--- Extracted data ---

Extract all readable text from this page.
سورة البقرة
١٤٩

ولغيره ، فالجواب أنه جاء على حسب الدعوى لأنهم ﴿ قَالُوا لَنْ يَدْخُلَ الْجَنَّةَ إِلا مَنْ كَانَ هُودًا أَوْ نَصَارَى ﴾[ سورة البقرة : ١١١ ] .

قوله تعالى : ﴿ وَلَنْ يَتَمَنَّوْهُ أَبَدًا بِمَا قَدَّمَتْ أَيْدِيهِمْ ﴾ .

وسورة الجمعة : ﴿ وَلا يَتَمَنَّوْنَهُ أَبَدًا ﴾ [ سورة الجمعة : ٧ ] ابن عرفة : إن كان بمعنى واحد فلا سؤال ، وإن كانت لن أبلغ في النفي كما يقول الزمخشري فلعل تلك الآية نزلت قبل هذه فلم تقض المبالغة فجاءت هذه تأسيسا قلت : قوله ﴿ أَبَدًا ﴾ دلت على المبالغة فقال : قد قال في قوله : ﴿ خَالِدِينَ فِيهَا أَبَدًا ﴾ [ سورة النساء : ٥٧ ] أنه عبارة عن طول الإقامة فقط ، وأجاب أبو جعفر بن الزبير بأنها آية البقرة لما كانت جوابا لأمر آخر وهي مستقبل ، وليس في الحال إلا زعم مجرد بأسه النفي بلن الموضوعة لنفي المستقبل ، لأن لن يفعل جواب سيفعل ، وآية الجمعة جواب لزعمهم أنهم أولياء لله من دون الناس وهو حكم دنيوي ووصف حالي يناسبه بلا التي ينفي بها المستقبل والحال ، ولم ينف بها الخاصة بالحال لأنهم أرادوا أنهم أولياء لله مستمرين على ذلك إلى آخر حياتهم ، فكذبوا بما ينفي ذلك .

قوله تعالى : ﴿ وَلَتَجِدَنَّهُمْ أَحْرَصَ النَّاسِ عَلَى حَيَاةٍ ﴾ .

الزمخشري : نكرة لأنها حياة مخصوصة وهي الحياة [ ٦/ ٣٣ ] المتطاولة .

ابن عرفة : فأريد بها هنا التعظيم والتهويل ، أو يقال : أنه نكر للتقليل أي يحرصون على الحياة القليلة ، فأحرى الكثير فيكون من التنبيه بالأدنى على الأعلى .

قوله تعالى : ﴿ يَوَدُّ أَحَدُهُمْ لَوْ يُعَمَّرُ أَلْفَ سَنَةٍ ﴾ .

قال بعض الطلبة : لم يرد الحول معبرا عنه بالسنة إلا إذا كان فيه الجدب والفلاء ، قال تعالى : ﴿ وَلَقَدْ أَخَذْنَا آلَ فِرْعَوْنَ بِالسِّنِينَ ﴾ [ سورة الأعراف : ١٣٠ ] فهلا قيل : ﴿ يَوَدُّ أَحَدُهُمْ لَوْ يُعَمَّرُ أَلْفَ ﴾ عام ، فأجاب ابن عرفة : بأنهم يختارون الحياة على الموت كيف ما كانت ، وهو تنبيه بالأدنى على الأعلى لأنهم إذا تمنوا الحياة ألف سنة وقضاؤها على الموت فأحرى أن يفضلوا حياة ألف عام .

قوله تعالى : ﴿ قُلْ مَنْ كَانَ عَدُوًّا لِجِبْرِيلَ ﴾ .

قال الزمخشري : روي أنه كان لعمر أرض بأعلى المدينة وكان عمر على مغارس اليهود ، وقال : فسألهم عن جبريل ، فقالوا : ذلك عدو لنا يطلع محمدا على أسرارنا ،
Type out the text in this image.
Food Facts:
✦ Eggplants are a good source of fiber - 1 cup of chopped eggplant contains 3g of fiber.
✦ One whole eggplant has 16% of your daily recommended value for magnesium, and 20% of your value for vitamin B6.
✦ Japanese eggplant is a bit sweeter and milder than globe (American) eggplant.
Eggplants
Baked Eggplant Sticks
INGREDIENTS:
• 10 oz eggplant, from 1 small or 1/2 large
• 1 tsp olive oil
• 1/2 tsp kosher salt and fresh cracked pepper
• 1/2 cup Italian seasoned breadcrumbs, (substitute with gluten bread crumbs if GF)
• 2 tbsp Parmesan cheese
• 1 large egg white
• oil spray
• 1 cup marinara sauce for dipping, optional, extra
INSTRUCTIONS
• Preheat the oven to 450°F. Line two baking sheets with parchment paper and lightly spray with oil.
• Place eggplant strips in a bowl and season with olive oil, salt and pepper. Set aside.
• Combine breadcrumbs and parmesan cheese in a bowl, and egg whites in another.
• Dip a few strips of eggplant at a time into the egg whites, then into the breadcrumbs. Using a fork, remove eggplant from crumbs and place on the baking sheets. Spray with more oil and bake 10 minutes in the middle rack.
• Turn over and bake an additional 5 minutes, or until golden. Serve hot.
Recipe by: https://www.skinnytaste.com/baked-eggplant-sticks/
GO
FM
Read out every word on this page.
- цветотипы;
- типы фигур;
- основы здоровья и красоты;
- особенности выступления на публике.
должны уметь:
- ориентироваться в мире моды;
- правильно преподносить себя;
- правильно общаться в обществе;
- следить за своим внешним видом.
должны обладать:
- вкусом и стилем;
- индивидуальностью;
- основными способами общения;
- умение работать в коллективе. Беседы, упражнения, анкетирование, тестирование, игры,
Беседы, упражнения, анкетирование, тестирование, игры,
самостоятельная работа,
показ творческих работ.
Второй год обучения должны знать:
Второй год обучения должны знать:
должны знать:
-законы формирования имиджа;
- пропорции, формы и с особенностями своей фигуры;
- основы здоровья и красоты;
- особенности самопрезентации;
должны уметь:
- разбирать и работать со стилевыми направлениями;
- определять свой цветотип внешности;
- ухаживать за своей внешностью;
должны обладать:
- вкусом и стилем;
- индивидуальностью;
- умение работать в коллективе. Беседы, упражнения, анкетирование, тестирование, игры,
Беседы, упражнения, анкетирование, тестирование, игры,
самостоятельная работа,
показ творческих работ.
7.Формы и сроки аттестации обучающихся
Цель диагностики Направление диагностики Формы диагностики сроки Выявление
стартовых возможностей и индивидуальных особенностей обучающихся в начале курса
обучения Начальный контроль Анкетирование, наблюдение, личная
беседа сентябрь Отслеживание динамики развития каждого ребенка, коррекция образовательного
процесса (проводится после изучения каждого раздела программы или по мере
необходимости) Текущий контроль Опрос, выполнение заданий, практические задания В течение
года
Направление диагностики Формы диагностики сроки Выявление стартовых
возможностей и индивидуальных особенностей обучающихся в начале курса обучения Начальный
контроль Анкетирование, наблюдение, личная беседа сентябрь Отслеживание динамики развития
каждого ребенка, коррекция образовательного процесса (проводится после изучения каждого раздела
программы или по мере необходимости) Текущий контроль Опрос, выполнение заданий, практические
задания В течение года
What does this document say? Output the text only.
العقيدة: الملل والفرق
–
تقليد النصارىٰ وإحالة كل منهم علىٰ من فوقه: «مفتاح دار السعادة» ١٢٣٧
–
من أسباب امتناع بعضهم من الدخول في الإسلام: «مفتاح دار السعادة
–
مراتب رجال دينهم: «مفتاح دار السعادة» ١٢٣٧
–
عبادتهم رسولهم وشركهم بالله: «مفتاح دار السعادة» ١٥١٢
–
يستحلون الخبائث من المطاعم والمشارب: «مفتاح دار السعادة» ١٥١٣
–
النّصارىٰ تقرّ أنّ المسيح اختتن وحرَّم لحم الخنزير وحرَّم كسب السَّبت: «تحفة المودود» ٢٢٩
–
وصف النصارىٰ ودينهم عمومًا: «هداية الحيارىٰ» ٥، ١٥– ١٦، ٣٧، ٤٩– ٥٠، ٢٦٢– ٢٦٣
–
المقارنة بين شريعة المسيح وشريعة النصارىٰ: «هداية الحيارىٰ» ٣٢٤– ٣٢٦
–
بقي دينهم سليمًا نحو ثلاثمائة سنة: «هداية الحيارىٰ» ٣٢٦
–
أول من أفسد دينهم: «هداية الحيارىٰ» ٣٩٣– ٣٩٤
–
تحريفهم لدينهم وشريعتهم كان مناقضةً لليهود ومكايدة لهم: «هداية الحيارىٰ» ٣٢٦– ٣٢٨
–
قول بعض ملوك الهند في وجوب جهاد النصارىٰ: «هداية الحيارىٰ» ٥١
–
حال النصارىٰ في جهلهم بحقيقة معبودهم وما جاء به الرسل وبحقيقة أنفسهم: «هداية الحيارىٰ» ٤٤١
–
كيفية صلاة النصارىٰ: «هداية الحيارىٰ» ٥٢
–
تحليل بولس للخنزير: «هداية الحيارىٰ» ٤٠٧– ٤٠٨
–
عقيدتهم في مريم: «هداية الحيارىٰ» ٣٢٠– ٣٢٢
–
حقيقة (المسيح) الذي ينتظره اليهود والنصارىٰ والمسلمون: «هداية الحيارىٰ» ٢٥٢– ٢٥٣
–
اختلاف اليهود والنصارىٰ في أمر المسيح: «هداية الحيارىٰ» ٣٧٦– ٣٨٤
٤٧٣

---

> [Aim]:
From the records above, pull out each line that has "курса".

> [Written response]:
стартовых возможностей и индивидуальных особенностей обучающихся в начале курса
возможностей и индивидуальных особенностей обучающихся в начале курса обучения Начальный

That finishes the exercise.